Task to carry out:
Determine the number of lines where "Baseline" occurs and reply with that number by itself.

Provided data:
▼

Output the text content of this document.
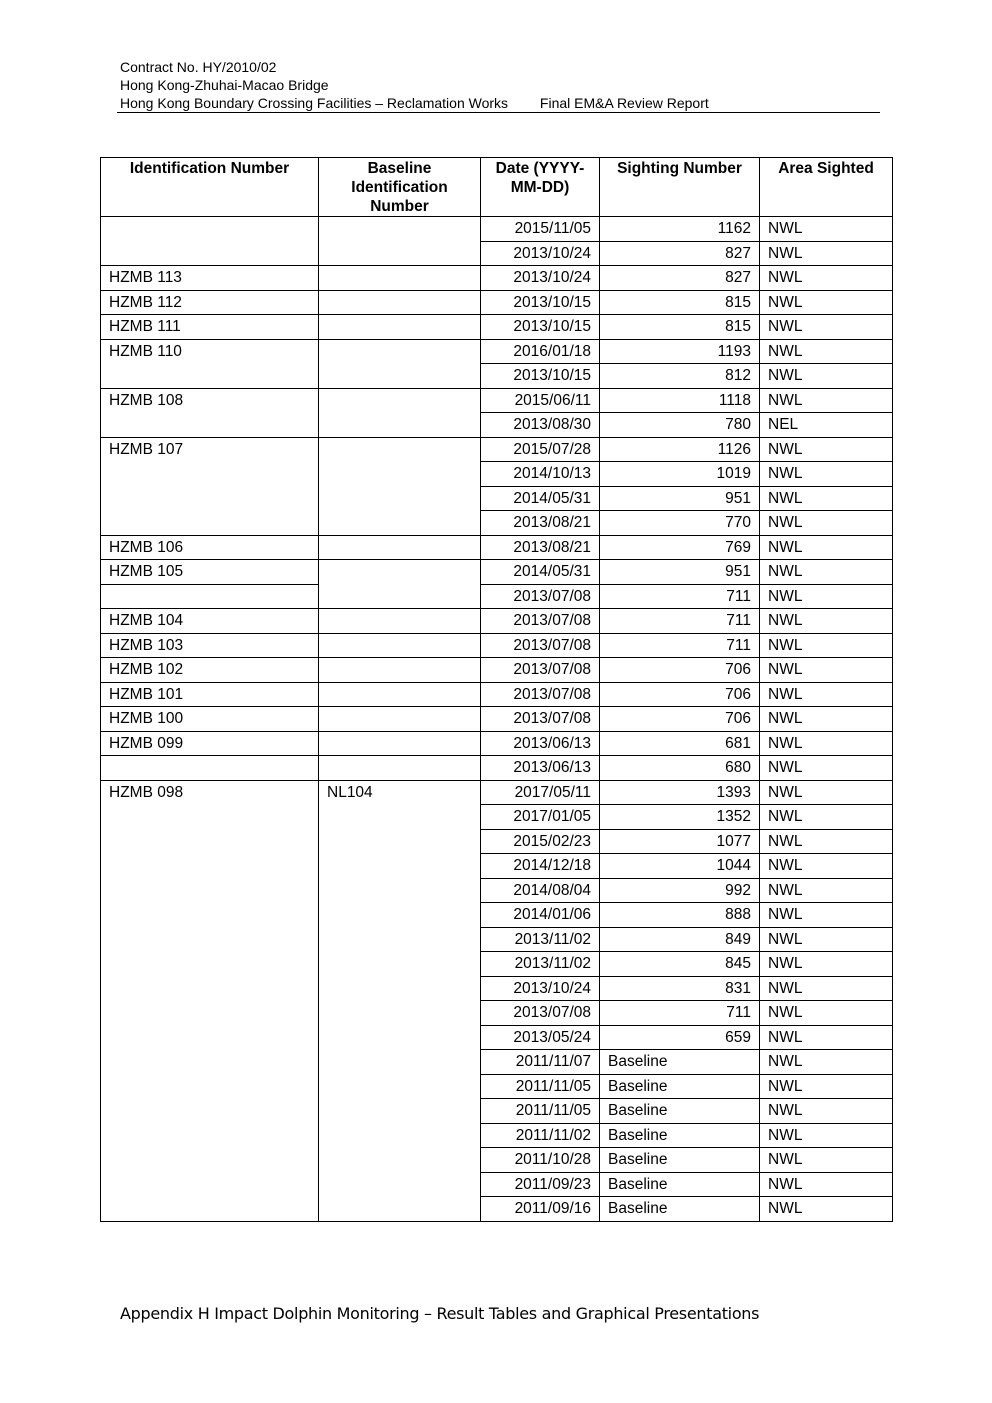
Contract No. HY/2010/02
Hong Kong-Zhuhai-Macao Bridge
Hong Kong Boundary Crossing Facilities – Reclamation Works Final EM&A Review Report
Identification Number	Baseline Identification Number	Date (YYYY-MM-DD)	Sighting Number	Area Sighted
		2015/11/05	1162	NWL
		2013/10/24	827	NWL
HZMB 113		2013/10/24	827	NWL
HZMB 112		2013/10/15	815	NWL
HZMB 111		2013/10/15	815	NWL
HZMB 110		2016/01/18	1193	NWL
		2013/10/15	812	NWL
HZMB 108		2015/06/11	1118	NWL
		2013/08/30	780	NEL
HZMB 107		2015/07/28	1126	NWL
		2014/10/13	1019	NWL
		2014/05/31	951	NWL
		2013/08/21	770	NWL
HZMB 106		2013/08/21	769	NWL
HZMB 105		2014/05/31	951	NWL
		2013/07/08	711	NWL
HZMB 104		2013/07/08	711	NWL
HZMB 103		2013/07/08	711	NWL
HZMB 102		2013/07/08	706	NWL
HZMB 101		2013/07/08	706	NWL
HZMB 100		2013/07/08	706	NWL
HZMB 099		2013/06/13	681	NWL
		2013/06/13	680	NWL
HZMB 098	NL104	2017/05/11	1393	NWL
		2017/01/05	1352	NWL
		2015/02/23	1077	NWL
		2014/12/18	1044	NWL
		2014/08/04	992	NWL
		2014/01/06	888	NWL
		2013/11/02	849	NWL
		2013/11/02	845	NWL
		2013/10/24	831	NWL
		2013/07/08	711	NWL
		2013/05/24	659	NWL
		2011/11/07	Baseline	NWL
		2011/11/05	Baseline	NWL
		2011/11/05	Baseline	NWL
		2011/11/02	Baseline	NWL
		2011/10/28	Baseline	NWL
		2011/09/23	Baseline	NWL
		2011/09/16	Baseline	NWL
Appendix H Impact Dolphin Monitoring – Result Tables and Graphical Presentations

▲

Correct answer:
8